##### PROVIDED MATERIAL

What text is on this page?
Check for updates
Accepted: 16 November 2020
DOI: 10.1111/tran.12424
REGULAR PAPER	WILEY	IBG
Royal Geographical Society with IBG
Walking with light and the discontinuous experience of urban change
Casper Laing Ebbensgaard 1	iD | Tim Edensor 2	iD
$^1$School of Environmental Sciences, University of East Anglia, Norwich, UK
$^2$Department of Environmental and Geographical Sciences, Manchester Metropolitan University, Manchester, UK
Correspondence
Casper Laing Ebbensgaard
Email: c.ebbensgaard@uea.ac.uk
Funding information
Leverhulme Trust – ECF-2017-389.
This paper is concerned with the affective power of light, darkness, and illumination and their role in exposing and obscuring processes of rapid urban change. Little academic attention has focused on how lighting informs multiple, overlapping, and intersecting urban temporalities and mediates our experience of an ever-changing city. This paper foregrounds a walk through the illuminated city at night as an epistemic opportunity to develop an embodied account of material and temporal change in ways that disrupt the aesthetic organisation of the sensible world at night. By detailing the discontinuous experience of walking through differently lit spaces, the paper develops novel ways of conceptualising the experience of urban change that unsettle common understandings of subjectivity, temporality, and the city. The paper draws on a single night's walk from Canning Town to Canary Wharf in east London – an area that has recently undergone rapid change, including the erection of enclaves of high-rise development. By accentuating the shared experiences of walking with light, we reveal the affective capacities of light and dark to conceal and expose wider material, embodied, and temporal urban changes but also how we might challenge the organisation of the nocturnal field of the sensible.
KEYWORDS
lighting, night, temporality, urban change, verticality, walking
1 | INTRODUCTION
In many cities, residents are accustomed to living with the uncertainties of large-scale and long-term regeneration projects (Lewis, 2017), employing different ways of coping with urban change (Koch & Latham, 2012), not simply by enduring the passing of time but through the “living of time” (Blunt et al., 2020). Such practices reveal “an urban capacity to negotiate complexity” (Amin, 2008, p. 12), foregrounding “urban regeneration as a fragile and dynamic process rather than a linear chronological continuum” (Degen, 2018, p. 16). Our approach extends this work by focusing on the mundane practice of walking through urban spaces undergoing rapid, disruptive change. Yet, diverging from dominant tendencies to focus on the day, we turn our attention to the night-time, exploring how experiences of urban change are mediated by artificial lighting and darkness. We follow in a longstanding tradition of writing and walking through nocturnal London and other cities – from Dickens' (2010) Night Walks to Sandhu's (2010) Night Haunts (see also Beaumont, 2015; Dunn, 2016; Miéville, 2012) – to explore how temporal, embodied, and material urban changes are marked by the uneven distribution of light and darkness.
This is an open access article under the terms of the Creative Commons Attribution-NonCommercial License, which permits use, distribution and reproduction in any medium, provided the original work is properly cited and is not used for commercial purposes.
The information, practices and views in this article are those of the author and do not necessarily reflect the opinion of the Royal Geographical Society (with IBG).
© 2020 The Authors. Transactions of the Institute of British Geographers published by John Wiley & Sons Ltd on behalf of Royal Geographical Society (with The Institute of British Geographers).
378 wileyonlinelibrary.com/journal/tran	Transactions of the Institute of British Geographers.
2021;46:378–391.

##########

WORK TO COMPLETE: Lines of the listing that contain the word "Institute" are to be counted; report only their number.

COMPLETED EXERCISE: 2